§ **Description of the task**: Report how many lines contain "مجاز". The answer is a single number.
— start of Rows —
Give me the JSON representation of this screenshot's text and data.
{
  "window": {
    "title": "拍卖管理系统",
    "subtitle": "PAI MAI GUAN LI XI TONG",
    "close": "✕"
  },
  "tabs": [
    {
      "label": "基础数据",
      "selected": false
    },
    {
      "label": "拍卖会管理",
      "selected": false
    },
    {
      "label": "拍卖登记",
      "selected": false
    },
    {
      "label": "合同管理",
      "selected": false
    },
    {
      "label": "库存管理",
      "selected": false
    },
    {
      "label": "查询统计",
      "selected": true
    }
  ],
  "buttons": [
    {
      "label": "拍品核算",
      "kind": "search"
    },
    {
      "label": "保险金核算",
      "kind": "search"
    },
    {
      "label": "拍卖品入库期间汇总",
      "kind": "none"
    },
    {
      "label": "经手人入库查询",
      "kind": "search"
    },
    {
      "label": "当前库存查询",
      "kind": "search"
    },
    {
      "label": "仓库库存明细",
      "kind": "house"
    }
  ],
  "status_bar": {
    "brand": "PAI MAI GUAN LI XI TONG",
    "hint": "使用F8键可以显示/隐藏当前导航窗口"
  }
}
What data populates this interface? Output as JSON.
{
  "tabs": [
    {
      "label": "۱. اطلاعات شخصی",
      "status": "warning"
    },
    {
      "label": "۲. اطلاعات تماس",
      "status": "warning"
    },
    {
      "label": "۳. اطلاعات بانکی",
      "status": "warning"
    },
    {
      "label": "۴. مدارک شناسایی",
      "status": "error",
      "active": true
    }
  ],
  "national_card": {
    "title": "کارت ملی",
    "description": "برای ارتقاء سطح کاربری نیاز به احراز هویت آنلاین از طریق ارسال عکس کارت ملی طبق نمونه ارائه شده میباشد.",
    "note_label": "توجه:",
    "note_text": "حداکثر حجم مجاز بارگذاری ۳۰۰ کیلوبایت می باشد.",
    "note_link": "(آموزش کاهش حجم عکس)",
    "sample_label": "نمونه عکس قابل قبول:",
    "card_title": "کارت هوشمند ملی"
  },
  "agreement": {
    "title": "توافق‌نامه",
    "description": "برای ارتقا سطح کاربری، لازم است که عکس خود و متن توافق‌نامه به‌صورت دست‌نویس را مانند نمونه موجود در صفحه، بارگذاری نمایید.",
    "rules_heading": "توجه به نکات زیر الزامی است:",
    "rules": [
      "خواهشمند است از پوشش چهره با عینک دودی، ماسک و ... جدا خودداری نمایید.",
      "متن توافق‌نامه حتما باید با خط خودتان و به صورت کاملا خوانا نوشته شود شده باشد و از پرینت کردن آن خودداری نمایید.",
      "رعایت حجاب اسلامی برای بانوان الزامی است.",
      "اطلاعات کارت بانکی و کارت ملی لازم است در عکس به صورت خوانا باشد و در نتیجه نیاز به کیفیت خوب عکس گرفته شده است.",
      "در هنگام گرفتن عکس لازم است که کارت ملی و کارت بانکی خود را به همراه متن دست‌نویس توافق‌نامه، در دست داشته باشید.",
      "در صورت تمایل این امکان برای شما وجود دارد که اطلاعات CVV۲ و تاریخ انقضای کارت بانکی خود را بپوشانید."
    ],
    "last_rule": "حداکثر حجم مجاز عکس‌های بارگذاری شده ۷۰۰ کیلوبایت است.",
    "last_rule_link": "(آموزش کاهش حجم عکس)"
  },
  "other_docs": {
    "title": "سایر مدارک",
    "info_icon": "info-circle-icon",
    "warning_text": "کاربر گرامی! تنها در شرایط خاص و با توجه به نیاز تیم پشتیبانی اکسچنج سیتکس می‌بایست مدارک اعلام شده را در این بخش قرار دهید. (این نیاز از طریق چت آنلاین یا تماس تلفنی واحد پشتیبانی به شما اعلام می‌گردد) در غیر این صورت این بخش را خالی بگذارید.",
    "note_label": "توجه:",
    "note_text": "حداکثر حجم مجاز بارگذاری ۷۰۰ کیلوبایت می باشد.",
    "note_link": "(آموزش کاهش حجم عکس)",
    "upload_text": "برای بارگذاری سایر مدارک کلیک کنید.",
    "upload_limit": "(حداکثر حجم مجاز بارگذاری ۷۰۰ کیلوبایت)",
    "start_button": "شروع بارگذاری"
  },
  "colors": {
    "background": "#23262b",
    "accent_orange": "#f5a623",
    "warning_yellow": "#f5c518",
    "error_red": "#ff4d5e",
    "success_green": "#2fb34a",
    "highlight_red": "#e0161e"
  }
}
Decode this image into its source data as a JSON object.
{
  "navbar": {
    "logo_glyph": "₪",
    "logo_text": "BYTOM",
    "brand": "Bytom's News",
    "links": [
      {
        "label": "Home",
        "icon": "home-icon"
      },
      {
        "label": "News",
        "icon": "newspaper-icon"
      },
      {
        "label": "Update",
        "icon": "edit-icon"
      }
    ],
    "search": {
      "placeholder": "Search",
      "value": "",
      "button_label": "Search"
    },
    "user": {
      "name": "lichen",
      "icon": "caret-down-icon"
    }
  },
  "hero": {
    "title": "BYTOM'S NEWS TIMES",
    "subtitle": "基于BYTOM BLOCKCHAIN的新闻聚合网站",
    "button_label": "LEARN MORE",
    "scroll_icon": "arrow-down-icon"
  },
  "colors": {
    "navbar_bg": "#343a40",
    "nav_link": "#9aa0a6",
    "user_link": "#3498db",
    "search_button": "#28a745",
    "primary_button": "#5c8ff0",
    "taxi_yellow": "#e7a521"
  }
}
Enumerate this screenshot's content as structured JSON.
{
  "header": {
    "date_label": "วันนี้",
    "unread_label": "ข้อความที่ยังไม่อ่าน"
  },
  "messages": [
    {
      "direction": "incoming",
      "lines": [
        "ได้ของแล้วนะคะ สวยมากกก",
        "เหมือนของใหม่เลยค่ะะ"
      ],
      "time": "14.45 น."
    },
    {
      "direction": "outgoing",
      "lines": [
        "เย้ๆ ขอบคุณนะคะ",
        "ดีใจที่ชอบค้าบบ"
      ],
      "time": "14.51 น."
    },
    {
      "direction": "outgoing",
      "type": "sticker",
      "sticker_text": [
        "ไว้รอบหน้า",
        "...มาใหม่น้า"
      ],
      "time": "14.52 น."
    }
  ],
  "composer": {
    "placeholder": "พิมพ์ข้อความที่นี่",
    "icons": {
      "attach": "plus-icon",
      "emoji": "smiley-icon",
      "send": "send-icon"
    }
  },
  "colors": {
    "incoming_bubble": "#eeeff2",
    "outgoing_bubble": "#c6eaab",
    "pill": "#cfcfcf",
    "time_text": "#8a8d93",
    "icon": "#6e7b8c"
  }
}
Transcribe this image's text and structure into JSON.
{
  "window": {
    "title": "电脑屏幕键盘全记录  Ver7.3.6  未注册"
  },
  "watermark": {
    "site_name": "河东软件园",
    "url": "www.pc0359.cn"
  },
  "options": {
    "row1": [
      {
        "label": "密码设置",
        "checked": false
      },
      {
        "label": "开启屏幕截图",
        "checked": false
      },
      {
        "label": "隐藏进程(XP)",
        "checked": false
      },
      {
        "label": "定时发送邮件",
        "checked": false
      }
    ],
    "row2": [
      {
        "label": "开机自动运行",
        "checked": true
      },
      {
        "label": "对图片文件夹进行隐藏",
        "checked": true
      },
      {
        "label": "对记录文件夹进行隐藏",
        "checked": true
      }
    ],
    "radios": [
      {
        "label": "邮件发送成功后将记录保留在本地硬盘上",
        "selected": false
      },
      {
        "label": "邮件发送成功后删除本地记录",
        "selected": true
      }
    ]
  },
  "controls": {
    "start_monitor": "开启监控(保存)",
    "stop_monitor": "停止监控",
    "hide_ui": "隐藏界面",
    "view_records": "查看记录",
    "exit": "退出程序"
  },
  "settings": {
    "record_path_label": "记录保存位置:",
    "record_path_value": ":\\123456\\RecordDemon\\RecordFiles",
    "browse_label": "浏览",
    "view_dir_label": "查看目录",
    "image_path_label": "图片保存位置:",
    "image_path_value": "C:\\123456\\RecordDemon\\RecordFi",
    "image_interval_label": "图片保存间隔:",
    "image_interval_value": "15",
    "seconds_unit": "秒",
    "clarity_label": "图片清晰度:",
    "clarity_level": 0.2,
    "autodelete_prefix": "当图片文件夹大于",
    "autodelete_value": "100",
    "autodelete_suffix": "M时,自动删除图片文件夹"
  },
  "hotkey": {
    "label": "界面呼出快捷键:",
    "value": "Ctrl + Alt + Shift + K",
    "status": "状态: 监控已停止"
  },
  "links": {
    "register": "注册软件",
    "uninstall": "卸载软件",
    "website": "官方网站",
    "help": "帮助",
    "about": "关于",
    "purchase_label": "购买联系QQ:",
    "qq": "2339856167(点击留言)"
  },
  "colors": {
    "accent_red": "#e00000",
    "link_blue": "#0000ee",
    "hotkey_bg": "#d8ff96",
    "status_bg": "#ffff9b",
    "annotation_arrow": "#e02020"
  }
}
— end of Rows —
§ **Result**: 4